BRIEF ▸ Set down, word for word, the lines from the one holding "Read all visible content and emit it as JSON." to the final line, both included, and skip the pictures.

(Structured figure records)
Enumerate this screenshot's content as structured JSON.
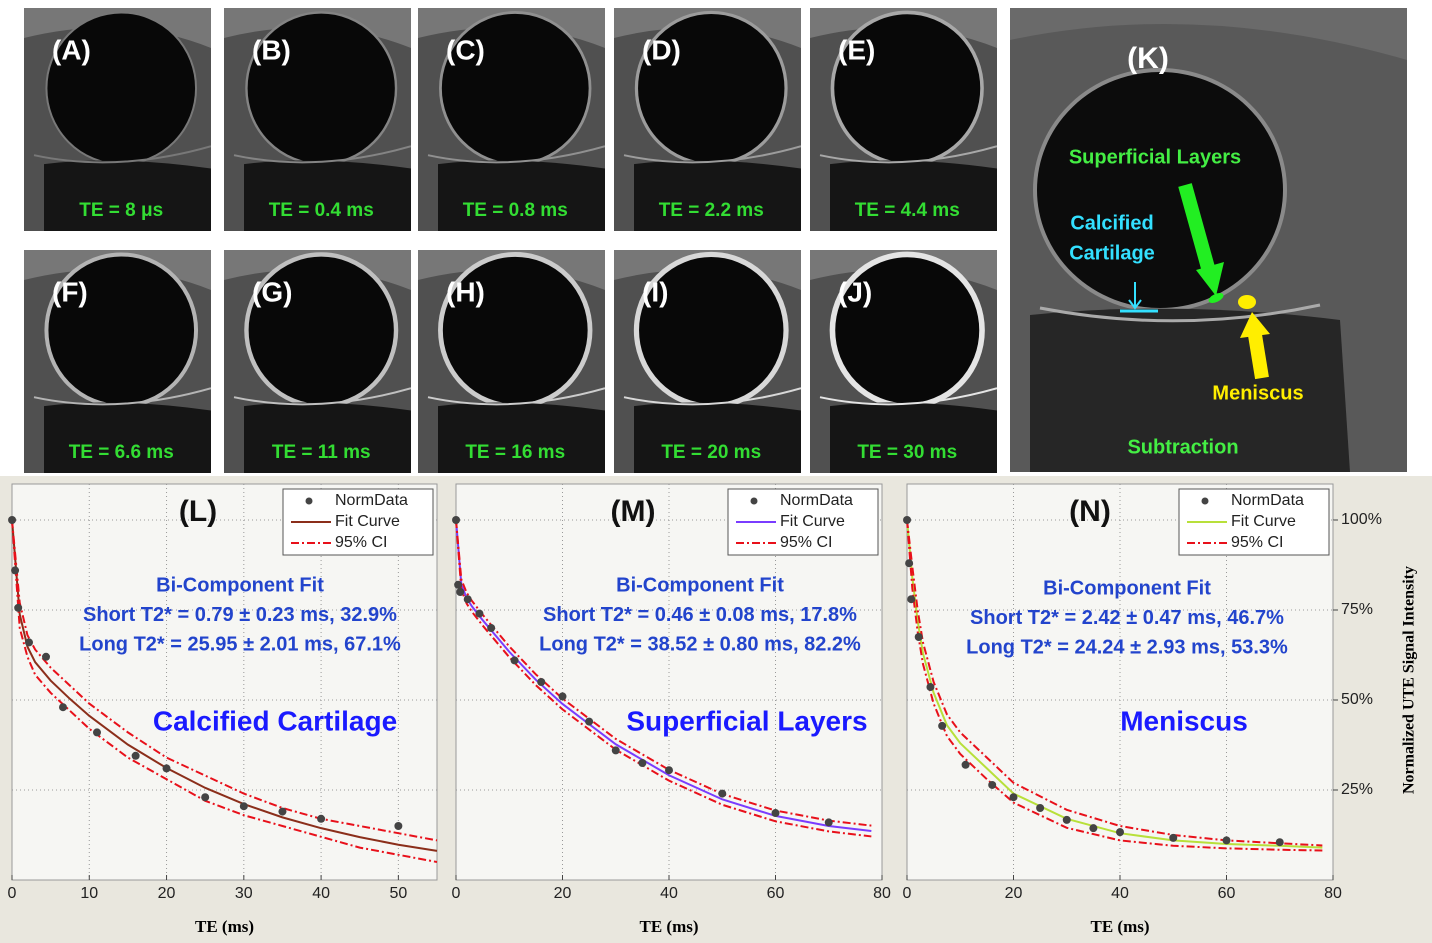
{
  "images": [
    {
      "label": "(A)",
      "te": "TE = 8 μs"
    },
    {
      "label": "(B)",
      "te": "TE = 0.4 ms"
    },
    {
      "label": "(C)",
      "te": "TE = 0.8 ms"
    },
    {
      "label": "(D)",
      "te": "TE = 2.2 ms"
    },
    {
      "label": "(E)",
      "te": "TE = 4.4 ms"
    },
    {
      "label": "(F)",
      "te": "TE = 6.6 ms"
    },
    {
      "label": "(G)",
      "te": "TE = 11 ms"
    },
    {
      "label": "(H)",
      "te": "TE = 16 ms"
    },
    {
      "label": "(I)",
      "te": "TE = 20 ms"
    },
    {
      "label": "(J)",
      "te": "TE = 30 ms"
    }
  ],
  "subtraction": {
    "label": "(K)",
    "superficial": "Superficial Layers",
    "calcified": [
      "Calcified",
      "Cartilage"
    ],
    "meniscus": "Meniscus",
    "caption": "Subtraction"
  },
  "chart_data": [
    {
      "type": "line",
      "panel": "(L)",
      "annotations": [
        "Bi-Component Fit",
        "Short T2* = 0.79 ± 0.23 ms, 32.9%",
        "Long T2* = 25.95 ± 2.01 ms, 67.1%"
      ],
      "tissue": "Calcified Cartilage",
      "xlabel": "TE (ms)",
      "xlim": [
        0,
        55
      ],
      "xticks": [
        0,
        10,
        20,
        30,
        40,
        50
      ],
      "ylim": [
        0,
        110
      ],
      "yticks": [
        25,
        50,
        75,
        100
      ],
      "grid": true,
      "series": [
        {
          "name": "NormData",
          "style": "markers",
          "color": "#444444",
          "x": [
            0.008,
            0.4,
            0.8,
            2.2,
            4.4,
            6.6,
            11,
            16,
            20,
            25,
            30,
            35,
            40,
            50
          ],
          "values": [
            100,
            86,
            75.6,
            66,
            62,
            48,
            41,
            34.5,
            31,
            23,
            20.5,
            19,
            17,
            15
          ]
        },
        {
          "name": "Fit Curve",
          "style": "solid",
          "color": "#8b2e1a",
          "x": [
            0,
            1,
            2,
            3,
            5,
            7.5,
            10,
            15,
            20,
            25,
            30,
            35,
            40,
            45,
            50,
            55
          ],
          "values": [
            100,
            73.8,
            64.8,
            60.5,
            55.4,
            50.3,
            45.6,
            37.6,
            31.1,
            25.6,
            21.1,
            17.4,
            14.4,
            11.9,
            9.8,
            8.1
          ]
        },
        {
          "name": "95% CI",
          "style": "dashdot",
          "color": "#e8101a",
          "x": [
            0,
            1,
            2,
            3,
            5,
            7.5,
            10,
            15,
            20,
            25,
            30,
            35,
            40,
            45,
            50,
            55
          ],
          "values": [
            100,
            77,
            68,
            64,
            59,
            54,
            49,
            41,
            34,
            29,
            24,
            20,
            17,
            15,
            13,
            11
          ],
          "lower": [
            100,
            70,
            62,
            57,
            52,
            47,
            42,
            34,
            28,
            22,
            18,
            15,
            12,
            9,
            7,
            5
          ]
        }
      ]
    },
    {
      "type": "line",
      "panel": "(M)",
      "annotations": [
        "Bi-Component Fit",
        "Short T2* = 0.46 ± 0.08 ms, 17.8%",
        "Long T2* = 38.52 ± 0.80 ms, 82.2%"
      ],
      "tissue": "Superficial Layers",
      "xlabel": "TE (ms)",
      "xlim": [
        0,
        80
      ],
      "xticks": [
        0,
        20,
        40,
        60,
        80
      ],
      "ylim": [
        0,
        110
      ],
      "yticks": [
        25,
        50,
        75,
        100
      ],
      "grid": true,
      "series": [
        {
          "name": "NormData",
          "style": "markers",
          "color": "#444444",
          "x": [
            0.008,
            0.4,
            0.8,
            2.2,
            4.4,
            6.6,
            11,
            16,
            20,
            25,
            30,
            35,
            40,
            50,
            60,
            70
          ],
          "values": [
            100,
            82,
            80,
            78,
            74,
            70,
            61,
            55,
            51,
            44,
            36,
            32.5,
            30.5,
            24,
            18.6,
            16
          ]
        },
        {
          "name": "Fit Curve",
          "style": "solid",
          "color": "#7a3cff",
          "x": [
            0,
            1,
            2,
            3,
            5,
            10,
            15,
            20,
            30,
            40,
            50,
            60,
            70,
            78
          ],
          "values": [
            100,
            82.1,
            78.3,
            76,
            72.2,
            63.4,
            55.6,
            48.9,
            37.7,
            29.1,
            22.4,
            17.8,
            15,
            13.6
          ]
        },
        {
          "name": "95% CI",
          "style": "dashdot",
          "color": "#e8101a",
          "x": [
            0,
            1,
            2,
            3,
            5,
            10,
            15,
            20,
            30,
            40,
            50,
            60,
            70,
            78
          ],
          "values": [
            100,
            83.5,
            79.8,
            77.5,
            73.7,
            64.9,
            57.1,
            50.4,
            39.2,
            30.6,
            23.9,
            19.3,
            16.5,
            15.1
          ],
          "lower": [
            100,
            80.6,
            76.8,
            74.5,
            70.7,
            61.9,
            54.1,
            47.4,
            36.2,
            27.6,
            20.9,
            16.3,
            13.5,
            12.1
          ]
        }
      ]
    },
    {
      "type": "line",
      "panel": "(N)",
      "annotations": [
        "Bi-Component Fit",
        "Short T2* = 2.42 ± 0.47 ms, 46.7%",
        "Long T2* = 24.24 ± 2.93 ms, 53.3%"
      ],
      "tissue": "Meniscus",
      "xlabel": "TE (ms)",
      "ylabel": "Normalized UTE Signal Intensity",
      "xlim": [
        0,
        80
      ],
      "xticks": [
        0,
        20,
        40,
        60,
        80
      ],
      "ylim": [
        0,
        110
      ],
      "yticks": [
        {
          "value": 25,
          "label": "25%"
        },
        {
          "value": 50,
          "label": "50%"
        },
        {
          "value": 75,
          "label": "75%"
        },
        {
          "value": 100,
          "label": "100%"
        }
      ],
      "grid": true,
      "series": [
        {
          "name": "NormData",
          "style": "markers",
          "color": "#444444",
          "x": [
            0.008,
            0.4,
            0.8,
            2.2,
            4.4,
            6.6,
            11,
            16,
            20,
            25,
            30,
            35,
            40,
            50,
            60,
            70
          ],
          "values": [
            100,
            88,
            78,
            67.5,
            53.6,
            42.8,
            32,
            26.4,
            23,
            20,
            16.7,
            14.4,
            13.3,
            11.7,
            11,
            10.5
          ]
        },
        {
          "name": "Fit Curve",
          "style": "solid",
          "color": "#b8e03a",
          "x": [
            0,
            1,
            2,
            3,
            5,
            7.5,
            10,
            15,
            20,
            30,
            40,
            50,
            60,
            70,
            78
          ],
          "values": [
            100,
            84,
            72,
            63,
            52,
            43,
            38,
            31,
            24,
            17,
            13,
            11,
            10,
            9.5,
            9
          ]
        },
        {
          "name": "95% CI",
          "style": "dashdot",
          "color": "#e8101a",
          "x": [
            0,
            1,
            2,
            3,
            5,
            7.5,
            10,
            15,
            20,
            30,
            40,
            50,
            60,
            70,
            78
          ],
          "values": [
            100,
            87,
            75,
            66,
            55,
            46,
            41,
            34,
            27,
            19.5,
            15,
            12.5,
            11,
            10.2,
            9.6
          ],
          "lower": [
            100,
            81,
            69,
            60,
            49,
            40,
            35,
            28,
            21.5,
            14.5,
            11,
            9.5,
            8.8,
            8.4,
            8.2
          ]
        }
      ]
    }
  ]
}
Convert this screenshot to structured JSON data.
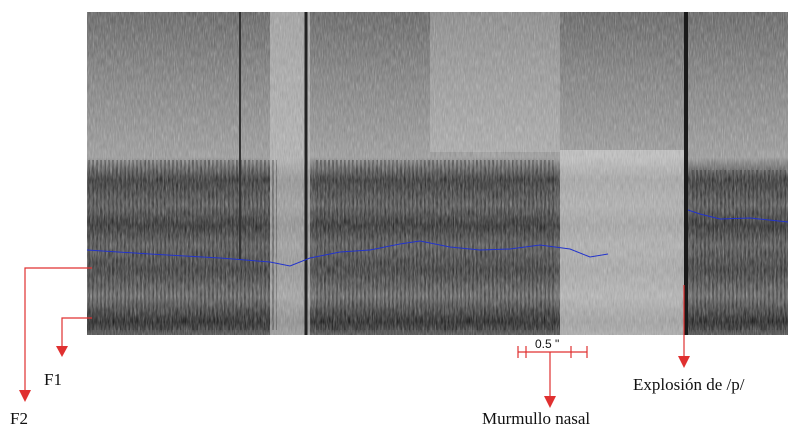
{
  "labels": {
    "f2": "F2",
    "f1": "F1",
    "scale": "0.5 \"",
    "nasal": "Murmullo nasal",
    "burst": "Explosión de /p/"
  }
}
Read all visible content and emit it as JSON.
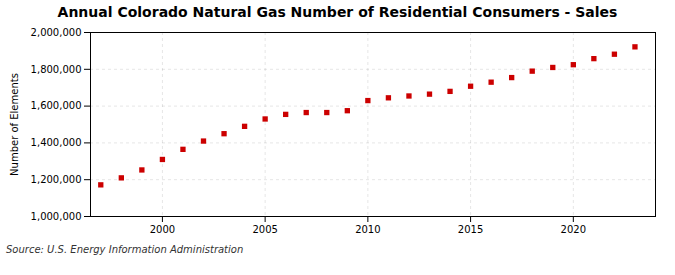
{
  "chart_data": {
    "type": "scatter",
    "title": "Annual Colorado Natural Gas Number of Residential Consumers - Sales",
    "ylabel": "Number of Elements",
    "source": "Source: U.S. Energy Information Administration",
    "x": [
      1997,
      1998,
      1999,
      2000,
      2001,
      2002,
      2003,
      2004,
      2005,
      2006,
      2007,
      2008,
      2009,
      2010,
      2011,
      2012,
      2013,
      2014,
      2015,
      2016,
      2017,
      2018,
      2019,
      2020,
      2021,
      2022,
      2023
    ],
    "values": [
      1172000,
      1210000,
      1253000,
      1310000,
      1365000,
      1410000,
      1450000,
      1490000,
      1530000,
      1555000,
      1565000,
      1565000,
      1575000,
      1630000,
      1645000,
      1655000,
      1665000,
      1680000,
      1708000,
      1730000,
      1755000,
      1790000,
      1810000,
      1825000,
      1858000,
      1882000,
      1922000
    ],
    "color": "#cc0000",
    "marker": "square",
    "xlim": [
      1996.5,
      2024
    ],
    "xticks": [
      2000,
      2005,
      2010,
      2015,
      2020
    ],
    "ylim": [
      1000000,
      2000000
    ],
    "yticks": [
      {
        "value": 1000000,
        "label": "1,000,000"
      },
      {
        "value": 1200000,
        "label": "1,200,000"
      },
      {
        "value": 1400000,
        "label": "1,400,000"
      },
      {
        "value": 1600000,
        "label": "1,600,000"
      },
      {
        "value": 1800000,
        "label": "1,800,000"
      },
      {
        "value": 2000000,
        "label": "2,000,000"
      }
    ],
    "grid": true
  }
}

TASK OUTPUT ▸
Read all visible content and emit it as JSON.
{
  "chart_data": {
    "type": "scatter",
    "title": "Annual Colorado Natural Gas Number of Residential Consumers - Sales",
    "ylabel": "Number of Elements",
    "source": "Source: U.S. Energy Information Administration",
    "x": [
      1997,
      1998,
      1999,
      2000,
      2001,
      2002,
      2003,
      2004,
      2005,
      2006,
      2007,
      2008,
      2009,
      2010,
      2011,
      2012,
      2013,
      2014,
      2015,
      2016,
      2017,
      2018,
      2019,
      2020,
      2021,
      2022,
      2023
    ],
    "values": [
      1172000,
      1210000,
      1253000,
      1310000,
      1365000,
      1410000,
      1450000,
      1490000,
      1530000,
      1555000,
      1565000,
      1565000,
      1575000,
      1630000,
      1645000,
      1655000,
      1665000,
      1680000,
      1708000,
      1730000,
      1755000,
      1790000,
      1810000,
      1825000,
      1858000,
      1882000,
      1922000
    ],
    "color": "#cc0000",
    "marker": "square",
    "xlim": [
      1996.5,
      2024
    ],
    "xticks": [
      2000,
      2005,
      2010,
      2015,
      2020
    ],
    "ylim": [
      1000000,
      2000000
    ],
    "yticks": [
      {
        "value": 1000000,
        "label": "1,000,000"
      },
      {
        "value": 1200000,
        "label": "1,200,000"
      },
      {
        "value": 1400000,
        "label": "1,400,000"
      },
      {
        "value": 1600000,
        "label": "1,600,000"
      },
      {
        "value": 1800000,
        "label": "1,800,000"
      },
      {
        "value": 2000000,
        "label": "2,000,000"
      }
    ],
    "grid": true
  }
}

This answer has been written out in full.